- [Exercise goal]
Could you write what comes next in the passage about Porter's judicial career, picking up after its last sentence?

Segment Start: Page extract

As a result of the tribunal's report, the Labour minister J. H. Thomas resigned as Secretary of State for the Colonies, as did Sir Alfred Butt, MP. The tribunal's procedure in relation to the examination of witnesses was subject to some criticism, included from Porter himself. As a result, corrective procedures were adopted for later similar inquiries.

Porter was also occasionally involved in cases which attracted public attention. For instance, in 1935, he sentenced Canadian boxer Del Fontaine to death for the murder of Hilda Meeks. The same year, he issued a bench warrant against the vaudeville actress Peggy O'Neil for failing to answer a subpoena.

=== House of Lords ===
On 28 March 1938, Porter was appointed Lord of Appeal in Ordinary, in succession to the new Lord Chancellor, Lord Maugham, without having previously served as a Lord Justice of Appeal. He was created a life peer with the title Baron Porter, of Longfield in the County of Tyrone. On 30 March, he was introduced to the House of Lords and heard his first appeal. On 1 April, he was sworn of the Privy Council.

Segment End: Page extract
Segment Start: Dataset

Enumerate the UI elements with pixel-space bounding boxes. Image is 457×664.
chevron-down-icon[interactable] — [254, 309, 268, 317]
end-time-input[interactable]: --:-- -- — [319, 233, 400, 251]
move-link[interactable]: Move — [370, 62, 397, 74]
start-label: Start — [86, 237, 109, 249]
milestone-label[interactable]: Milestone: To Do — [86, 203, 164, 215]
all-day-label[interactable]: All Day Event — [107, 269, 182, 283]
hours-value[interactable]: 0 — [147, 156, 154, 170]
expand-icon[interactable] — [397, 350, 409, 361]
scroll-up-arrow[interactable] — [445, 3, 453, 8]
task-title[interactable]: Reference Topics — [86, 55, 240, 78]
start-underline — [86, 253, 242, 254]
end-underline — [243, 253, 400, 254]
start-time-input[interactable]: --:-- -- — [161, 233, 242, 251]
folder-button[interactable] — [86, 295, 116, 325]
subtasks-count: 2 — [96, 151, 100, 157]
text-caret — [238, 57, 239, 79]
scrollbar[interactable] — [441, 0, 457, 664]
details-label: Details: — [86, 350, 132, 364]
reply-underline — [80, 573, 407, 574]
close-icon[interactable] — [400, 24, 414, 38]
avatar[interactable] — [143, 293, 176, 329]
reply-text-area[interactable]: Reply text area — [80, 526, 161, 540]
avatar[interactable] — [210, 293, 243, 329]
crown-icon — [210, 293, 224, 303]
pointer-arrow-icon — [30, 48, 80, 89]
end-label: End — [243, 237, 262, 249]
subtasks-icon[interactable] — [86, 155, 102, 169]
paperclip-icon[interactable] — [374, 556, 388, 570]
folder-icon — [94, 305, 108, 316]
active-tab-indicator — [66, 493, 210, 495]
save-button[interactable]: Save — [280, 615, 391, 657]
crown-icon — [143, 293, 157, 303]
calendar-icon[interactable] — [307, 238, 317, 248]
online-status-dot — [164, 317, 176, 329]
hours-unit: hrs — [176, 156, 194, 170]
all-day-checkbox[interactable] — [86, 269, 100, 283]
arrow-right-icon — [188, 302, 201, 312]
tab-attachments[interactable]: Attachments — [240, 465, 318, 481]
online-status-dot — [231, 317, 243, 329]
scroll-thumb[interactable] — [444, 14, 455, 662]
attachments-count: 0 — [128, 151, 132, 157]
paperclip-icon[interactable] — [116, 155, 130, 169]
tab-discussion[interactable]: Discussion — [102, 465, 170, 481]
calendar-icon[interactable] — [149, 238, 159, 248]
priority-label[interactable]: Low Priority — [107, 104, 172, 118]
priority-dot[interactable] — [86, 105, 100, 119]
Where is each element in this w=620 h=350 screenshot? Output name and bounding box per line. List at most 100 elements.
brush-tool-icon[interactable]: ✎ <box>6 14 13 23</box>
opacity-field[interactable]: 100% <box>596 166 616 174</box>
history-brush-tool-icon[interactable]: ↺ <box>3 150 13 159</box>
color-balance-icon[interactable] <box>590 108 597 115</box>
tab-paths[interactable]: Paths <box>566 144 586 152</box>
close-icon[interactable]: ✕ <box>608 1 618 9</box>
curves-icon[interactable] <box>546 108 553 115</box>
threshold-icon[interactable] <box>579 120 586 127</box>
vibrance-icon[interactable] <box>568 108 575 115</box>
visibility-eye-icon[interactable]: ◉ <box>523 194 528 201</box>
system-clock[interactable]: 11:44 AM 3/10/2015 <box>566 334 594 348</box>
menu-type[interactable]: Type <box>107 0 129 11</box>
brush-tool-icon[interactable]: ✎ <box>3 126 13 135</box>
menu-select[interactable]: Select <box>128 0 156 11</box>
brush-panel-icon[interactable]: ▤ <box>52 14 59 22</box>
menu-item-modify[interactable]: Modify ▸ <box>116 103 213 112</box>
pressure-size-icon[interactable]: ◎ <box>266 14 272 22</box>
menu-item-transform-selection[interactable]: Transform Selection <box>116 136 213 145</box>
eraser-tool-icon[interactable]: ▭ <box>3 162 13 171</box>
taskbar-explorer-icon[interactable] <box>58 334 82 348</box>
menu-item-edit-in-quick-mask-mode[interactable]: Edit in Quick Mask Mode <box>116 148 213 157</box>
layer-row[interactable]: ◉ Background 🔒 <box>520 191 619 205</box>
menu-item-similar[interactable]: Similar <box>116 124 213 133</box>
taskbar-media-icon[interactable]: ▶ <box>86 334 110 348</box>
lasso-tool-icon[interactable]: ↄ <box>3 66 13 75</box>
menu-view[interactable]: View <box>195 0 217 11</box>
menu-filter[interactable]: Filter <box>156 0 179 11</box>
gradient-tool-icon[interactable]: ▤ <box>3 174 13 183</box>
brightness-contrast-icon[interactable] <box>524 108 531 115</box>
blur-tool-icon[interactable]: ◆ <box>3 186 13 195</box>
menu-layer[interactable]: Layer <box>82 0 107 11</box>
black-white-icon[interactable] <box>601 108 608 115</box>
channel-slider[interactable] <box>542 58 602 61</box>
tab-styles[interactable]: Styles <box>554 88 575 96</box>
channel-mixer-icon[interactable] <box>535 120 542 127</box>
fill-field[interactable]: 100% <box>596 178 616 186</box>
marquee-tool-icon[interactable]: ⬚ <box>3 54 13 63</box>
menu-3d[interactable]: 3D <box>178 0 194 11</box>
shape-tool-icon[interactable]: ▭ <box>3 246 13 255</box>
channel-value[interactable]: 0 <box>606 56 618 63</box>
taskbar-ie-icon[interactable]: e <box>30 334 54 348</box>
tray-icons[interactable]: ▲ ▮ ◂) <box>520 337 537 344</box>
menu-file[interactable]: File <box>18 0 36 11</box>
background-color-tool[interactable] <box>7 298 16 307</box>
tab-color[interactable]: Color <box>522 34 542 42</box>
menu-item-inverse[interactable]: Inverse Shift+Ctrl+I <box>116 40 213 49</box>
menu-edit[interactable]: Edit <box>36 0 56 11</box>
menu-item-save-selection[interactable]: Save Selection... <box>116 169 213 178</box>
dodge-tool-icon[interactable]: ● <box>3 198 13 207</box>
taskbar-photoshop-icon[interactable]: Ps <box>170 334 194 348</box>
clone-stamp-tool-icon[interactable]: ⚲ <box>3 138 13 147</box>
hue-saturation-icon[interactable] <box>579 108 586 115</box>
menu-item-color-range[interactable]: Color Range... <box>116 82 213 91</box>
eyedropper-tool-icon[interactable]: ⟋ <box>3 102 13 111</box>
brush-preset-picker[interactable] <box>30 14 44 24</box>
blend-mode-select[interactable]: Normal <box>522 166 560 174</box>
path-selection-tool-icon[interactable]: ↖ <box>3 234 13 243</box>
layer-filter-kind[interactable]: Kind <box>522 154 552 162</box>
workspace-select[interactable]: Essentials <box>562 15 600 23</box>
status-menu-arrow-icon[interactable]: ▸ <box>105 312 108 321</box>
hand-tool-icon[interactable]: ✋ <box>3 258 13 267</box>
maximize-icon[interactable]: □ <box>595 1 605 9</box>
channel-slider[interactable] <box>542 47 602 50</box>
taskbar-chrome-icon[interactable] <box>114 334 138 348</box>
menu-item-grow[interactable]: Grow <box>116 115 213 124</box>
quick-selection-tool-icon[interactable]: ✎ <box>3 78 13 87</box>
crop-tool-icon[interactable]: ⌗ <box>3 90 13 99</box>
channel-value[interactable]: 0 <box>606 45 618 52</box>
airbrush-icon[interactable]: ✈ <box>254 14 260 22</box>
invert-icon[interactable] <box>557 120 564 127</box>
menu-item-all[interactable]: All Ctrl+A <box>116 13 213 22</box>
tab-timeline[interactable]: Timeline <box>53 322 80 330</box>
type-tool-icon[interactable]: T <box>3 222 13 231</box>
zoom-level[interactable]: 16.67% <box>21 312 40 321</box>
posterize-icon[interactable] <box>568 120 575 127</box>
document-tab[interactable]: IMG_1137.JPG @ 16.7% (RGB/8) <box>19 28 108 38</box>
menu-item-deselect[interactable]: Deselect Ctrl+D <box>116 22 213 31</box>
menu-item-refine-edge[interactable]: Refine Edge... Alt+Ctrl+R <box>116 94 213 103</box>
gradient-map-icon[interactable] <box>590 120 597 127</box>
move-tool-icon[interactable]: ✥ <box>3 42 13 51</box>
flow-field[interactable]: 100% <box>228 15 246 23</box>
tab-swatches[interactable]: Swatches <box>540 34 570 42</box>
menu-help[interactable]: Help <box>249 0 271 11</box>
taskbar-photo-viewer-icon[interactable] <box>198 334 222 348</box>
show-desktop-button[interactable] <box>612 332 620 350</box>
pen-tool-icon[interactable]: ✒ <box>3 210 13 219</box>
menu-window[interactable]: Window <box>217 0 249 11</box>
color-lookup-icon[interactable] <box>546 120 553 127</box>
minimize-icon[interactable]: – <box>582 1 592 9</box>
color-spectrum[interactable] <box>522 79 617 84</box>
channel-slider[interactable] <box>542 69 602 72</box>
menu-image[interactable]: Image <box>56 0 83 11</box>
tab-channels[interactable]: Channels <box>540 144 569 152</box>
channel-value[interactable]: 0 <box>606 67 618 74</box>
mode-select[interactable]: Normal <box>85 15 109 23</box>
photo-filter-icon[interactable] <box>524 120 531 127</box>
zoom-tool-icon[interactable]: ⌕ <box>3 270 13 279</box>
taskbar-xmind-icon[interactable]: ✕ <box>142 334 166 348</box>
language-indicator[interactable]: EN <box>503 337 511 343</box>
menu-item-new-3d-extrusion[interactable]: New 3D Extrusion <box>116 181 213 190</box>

Segment End: Dataset

- [Response below]
An appeal against the conviction of William Joyce ("Lord Haw-Haw") for treason came before the Judicial Committee of the House of Lords on 13 December 1945 and was heard by Jowitt L.C., Macmillan L.J., Wright L.J., Simonds L.J, and Porter. Joyce had been convicted of treason for his war-time propaganda broadcasts from Nazi Germany, but was not a British subject, and argued that holding a British passport had not given him the right to the protection of the Crown, so he had had no duty of allegiance to it once he left the country. The House of Lords rejected this argument. In his dissenting opinion Porter found that the question of whether Joyce had had a duty of allegiance to the Crown was a question of fact for the jury to decide, and not a purely legal question for the judge.

Porter also dissented in National Anti-Vivisection Society v Inland Revenue Commissioners (1948), a leading case concerning charitable trusts.

Outside of judicial work, Porter was appointed to chair the Lord Chancellor's committee on defamation law in 1939. The committee's work was delayed as a result of World War II, not producing its report until 1948. The report's conclusions were implemented by the Defamation Act 1952. Porter was interested in international law, and was president of the International Law Association in 1946. He was also involved with wage negotiations in the coal industry.

Porter resigned as Lord of Appeal in 1954 because of ill-health, having been promoted to be a Knight Grand Cross of the Order of the British Empire (GBE) in the 1951 New Year Honours. He was succeeded by Gavin Simonds, 1st Baron Simonds, who was elevated to a viscounty on the occasion.

== Selected cases ==

=== High Court ===

- Mutual Finance Ltd v John Wetton & Sons Ltd [1937] 2 KB 389
- Lloyds Bank Ltd v Bank Of America National Trust and Savings Association [1937] 2 KB 631

=== House of Lords ===

- Duncan v Cammell, Laird & Co Ltd [1942] AC 624
- Joyce v Director of Public Prosecutions [1946] AC 347 (dissenting)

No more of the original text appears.